## PROBLEM REQUIREMENTS
Write out every entry exactly as it stands.

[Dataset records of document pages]
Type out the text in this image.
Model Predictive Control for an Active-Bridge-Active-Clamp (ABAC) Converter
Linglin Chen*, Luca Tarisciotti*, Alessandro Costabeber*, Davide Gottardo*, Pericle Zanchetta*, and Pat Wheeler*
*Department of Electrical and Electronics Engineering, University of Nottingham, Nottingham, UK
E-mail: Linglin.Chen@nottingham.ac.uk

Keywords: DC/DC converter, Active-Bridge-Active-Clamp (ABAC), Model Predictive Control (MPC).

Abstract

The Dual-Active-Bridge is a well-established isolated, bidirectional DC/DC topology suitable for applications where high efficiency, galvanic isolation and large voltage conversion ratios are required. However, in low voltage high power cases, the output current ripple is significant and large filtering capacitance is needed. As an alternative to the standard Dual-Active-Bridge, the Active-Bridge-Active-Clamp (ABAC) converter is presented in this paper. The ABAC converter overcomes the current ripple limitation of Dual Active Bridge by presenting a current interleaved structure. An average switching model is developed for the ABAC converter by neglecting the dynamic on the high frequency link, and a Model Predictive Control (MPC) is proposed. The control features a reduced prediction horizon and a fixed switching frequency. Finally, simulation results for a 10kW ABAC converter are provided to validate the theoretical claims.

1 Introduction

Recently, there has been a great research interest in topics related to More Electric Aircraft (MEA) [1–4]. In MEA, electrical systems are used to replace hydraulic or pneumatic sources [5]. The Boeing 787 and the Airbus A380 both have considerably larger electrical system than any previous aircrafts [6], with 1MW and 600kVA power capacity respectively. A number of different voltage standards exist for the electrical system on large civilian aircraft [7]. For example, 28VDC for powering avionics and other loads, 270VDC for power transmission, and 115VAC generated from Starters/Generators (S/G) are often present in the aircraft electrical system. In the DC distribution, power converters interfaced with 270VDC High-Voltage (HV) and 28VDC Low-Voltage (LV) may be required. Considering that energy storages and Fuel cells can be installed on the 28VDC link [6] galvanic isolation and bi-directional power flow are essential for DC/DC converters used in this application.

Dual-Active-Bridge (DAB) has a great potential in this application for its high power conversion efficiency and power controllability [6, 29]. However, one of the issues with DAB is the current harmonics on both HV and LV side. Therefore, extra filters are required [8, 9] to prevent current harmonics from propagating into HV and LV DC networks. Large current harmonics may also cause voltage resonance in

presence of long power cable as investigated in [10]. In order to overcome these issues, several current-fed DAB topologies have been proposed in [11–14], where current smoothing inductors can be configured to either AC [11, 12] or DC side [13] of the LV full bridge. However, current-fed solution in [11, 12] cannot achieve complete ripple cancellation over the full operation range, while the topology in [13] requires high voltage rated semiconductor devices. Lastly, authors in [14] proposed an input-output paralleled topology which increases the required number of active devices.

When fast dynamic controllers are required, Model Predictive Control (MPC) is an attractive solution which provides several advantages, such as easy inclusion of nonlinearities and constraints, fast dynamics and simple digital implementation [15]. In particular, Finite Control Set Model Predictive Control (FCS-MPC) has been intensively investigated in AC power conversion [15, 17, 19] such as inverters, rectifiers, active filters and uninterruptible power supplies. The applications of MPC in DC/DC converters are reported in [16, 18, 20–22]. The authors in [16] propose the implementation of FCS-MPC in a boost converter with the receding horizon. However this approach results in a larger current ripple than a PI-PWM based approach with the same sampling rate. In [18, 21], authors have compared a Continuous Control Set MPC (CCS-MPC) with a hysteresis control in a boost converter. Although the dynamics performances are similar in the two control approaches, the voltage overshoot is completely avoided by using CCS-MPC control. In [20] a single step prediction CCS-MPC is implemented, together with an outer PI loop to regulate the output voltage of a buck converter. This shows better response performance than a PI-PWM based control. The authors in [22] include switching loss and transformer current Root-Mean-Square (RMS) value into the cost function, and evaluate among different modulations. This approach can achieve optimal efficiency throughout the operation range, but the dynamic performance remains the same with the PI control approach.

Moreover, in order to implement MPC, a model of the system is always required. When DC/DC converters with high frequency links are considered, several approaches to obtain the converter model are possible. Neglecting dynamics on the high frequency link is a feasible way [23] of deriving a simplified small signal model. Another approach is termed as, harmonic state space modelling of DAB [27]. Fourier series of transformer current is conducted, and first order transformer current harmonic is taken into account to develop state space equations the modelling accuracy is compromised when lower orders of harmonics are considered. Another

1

## YOUR RESPONSE
Type out the text in this image.
Model Predictive Control for an Active-Bridge-Active-Clamp (ABAC) Converter
Linglin Chen*, Luca Tarisciotti*, Alessandro Costabeber*, Davide Gottardo*, Pericle Zanchetta*, and Pat Wheeler*
*Department of Electrical and Electronics Engineering, University of Nottingham, Nottingham, UK
E-mail: Linglin.Chen@nottingham.ac.uk

Keywords: DC/DC converter, Active-Bridge-Active-Clamp (ABAC), Model Predictive Control (MPC).

Abstract

The Dual-Active-Bridge is a well-established isolated, bidirectional DC/DC topology suitable for applications where high efficiency, galvanic isolation and large voltage conversion ratios are required. However, in low voltage high power cases, the output current ripple is significant and large filtering capacitance is needed. As an alternative to the standard Dual-Active-Bridge, the Active-Bridge-Active-Clamp (ABAC) converter is presented in this paper. The ABAC converter overcomes the current ripple limitation of Dual Active Bridge by presenting a current interleaved structure. An average switching model is developed for the ABAC converter by neglecting the dynamic on the high frequency link, and a Model Predictive Control (MPC) is proposed. The control features a reduced prediction horizon and a fixed switching frequency. Finally, simulation results for a 10kW ABAC converter are provided to validate the theoretical claims.

1 Introduction

Recently, there has been a great research interest in topics related to More Electric Aircraft (MEA) [1–4]. In MEA, electrical systems are used to replace hydraulic or pneumatic sources [5]. The Boeing 787 and the Airbus A380 both have considerably larger electrical system than any previous aircrafts [6], with 1MW and 600kVA power capacity respectively. A number of different voltage standards exist for the electrical system on large civilian aircraft [7]. For example, 28VDC for powering avionics and other loads, 270VDC for power transmission, and 115VAC generated from Starters/Generators (S/G) are often present in the aircraft electrical system. In the DC distribution, power converters interfaced with 270VDC High-Voltage (HV) and 28VDC Low-Voltage (LV) may be required. Considering that energy storages and Fuel cells can be installed on the 28VDC link [6] galvanic isolation and bi-directional power flow are essential for DC/DC converters used in this application.

Dual-Active-Bridge (DAB) has a great potential in this application for its high power conversion efficiency and power controllability [6, 29]. However, one of the issues with DAB is the current harmonics on both HV and LV side. Therefore, extra filters are required [8, 9] to prevent current harmonics from propagating into HV and LV DC networks. Large current harmonics may also cause voltage resonance in

presence of long power cable as investigated in [10]. In order to overcome these issues, several current-fed DAB topologies have been proposed in [11–14], where current smoothing inductors can be configured to either AC [11, 12] or DC side [13] of the LV full bridge. However, current-fed solution in [11, 12] cannot achieve complete ripple cancellation over the full operation range, while the topology in [13] requires high voltage rated semiconductor devices. Lastly, authors in [14] proposed an input-output paralleled topology which increases the required number of active devices.

When fast dynamic controllers are required, Model Predictive Control (MPC) is an attractive solution which provides several advantages, such as easy inclusion of nonlinearities and constraints, fast dynamics and simple digital implementation [15]. In particular, Finite Control Set Model Predictive Control (FCS-MPC) has been intensively investigated in AC power conversion [15, 17, 19] such as inverters, rectifiers, active filters and uninterruptible power supplies. The applications of MPC in DC/DC converters are reported in [16, 18, 20–22]. The authors in [16] propose the implementation of FCS-MPC in a boost converter with the receding horizon. However this approach results in a larger current ripple than a PI-PWM based approach with the same sampling rate. In [18, 21], authors have compared a Continuous Control Set MPC (CCS-MPC) with a hysteresis control in a boost converter. Although the dynamics performances are similar in the two control approaches, the voltage overshoot is completely avoided by using CCS-MPC control. In [20] a single step prediction CCS-MPC is implemented, together with an outer PI loop to regulate the output voltage of a buck converter. This shows better response performance than a PI-PWM based control. The authors in [22] include switching loss and transformer current Root-Mean-Square (RMS) value into the cost function, and evaluate among different modulations. This approach can achieve optimal efficiency throughout the operation range, but the dynamic performance remains the same with the PI control approach.

Moreover, in order to implement MPC, a model of the system is always required. When DC/DC converters with high frequency links are considered, several approaches to obtain the converter model are possible. Neglecting dynamics on the high frequency link is a feasible way [23] of deriving a simplified small signal model. Another approach is termed as, harmonic state space modelling of DAB [27]. Fourier series of transformer current is conducted, and first order transformer current harmonic is taken into account to develop state space equations the modelling accuracy is compromised when lower orders of harmonics are considered. Another

1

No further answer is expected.